START Stored data

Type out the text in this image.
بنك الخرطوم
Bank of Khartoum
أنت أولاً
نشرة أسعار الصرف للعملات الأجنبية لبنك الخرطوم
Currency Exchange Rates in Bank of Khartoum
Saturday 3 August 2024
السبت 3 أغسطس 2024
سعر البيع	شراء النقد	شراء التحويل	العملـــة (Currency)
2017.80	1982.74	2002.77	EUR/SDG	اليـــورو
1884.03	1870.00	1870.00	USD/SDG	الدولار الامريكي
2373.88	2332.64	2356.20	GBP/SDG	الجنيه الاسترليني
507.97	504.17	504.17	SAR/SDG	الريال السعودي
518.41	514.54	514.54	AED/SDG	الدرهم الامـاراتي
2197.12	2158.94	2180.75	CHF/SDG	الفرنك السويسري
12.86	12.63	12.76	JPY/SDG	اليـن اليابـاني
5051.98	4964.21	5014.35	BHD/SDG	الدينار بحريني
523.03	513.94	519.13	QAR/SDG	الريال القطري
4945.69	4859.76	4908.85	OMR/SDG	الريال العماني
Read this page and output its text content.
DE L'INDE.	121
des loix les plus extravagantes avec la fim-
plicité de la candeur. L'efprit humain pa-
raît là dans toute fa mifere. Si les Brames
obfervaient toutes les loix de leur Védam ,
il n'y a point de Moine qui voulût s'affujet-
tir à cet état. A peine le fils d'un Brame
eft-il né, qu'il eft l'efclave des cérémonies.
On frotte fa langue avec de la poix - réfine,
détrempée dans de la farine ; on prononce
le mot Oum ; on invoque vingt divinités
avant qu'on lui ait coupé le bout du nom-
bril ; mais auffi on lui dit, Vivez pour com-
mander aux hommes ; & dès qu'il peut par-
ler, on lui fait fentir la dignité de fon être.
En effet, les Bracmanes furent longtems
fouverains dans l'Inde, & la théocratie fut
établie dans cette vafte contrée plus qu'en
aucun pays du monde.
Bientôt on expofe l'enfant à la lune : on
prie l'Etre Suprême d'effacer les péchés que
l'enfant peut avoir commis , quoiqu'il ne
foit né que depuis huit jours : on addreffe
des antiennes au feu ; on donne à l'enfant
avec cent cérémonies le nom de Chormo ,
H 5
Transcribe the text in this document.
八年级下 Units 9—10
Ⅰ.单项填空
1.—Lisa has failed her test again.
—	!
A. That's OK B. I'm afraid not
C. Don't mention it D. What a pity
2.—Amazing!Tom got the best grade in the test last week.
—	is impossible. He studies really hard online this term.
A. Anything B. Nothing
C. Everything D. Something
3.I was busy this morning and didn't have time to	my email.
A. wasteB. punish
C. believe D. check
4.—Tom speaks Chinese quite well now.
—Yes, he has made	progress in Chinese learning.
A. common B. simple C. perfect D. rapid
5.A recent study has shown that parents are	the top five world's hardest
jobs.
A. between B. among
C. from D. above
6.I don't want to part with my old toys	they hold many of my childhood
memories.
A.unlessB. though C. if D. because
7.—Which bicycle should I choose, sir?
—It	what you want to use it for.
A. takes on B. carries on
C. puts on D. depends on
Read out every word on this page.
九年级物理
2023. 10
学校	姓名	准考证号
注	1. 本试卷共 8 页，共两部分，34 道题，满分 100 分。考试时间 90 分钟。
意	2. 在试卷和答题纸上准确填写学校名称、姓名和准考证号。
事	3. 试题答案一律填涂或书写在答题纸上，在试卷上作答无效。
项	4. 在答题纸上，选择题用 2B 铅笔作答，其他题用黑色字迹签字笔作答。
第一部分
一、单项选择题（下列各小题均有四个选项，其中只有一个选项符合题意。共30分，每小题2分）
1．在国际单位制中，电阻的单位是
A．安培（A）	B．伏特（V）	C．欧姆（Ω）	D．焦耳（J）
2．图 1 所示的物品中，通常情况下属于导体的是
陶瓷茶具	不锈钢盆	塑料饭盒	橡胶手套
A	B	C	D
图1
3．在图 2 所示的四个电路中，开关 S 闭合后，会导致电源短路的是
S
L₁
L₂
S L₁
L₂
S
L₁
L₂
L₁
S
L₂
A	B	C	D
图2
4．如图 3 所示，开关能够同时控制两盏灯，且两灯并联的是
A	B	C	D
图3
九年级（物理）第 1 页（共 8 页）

END Stored data

How many of the listing's lines contain "Khartoum"? Respond with a single number and nothing else.

Correct output
2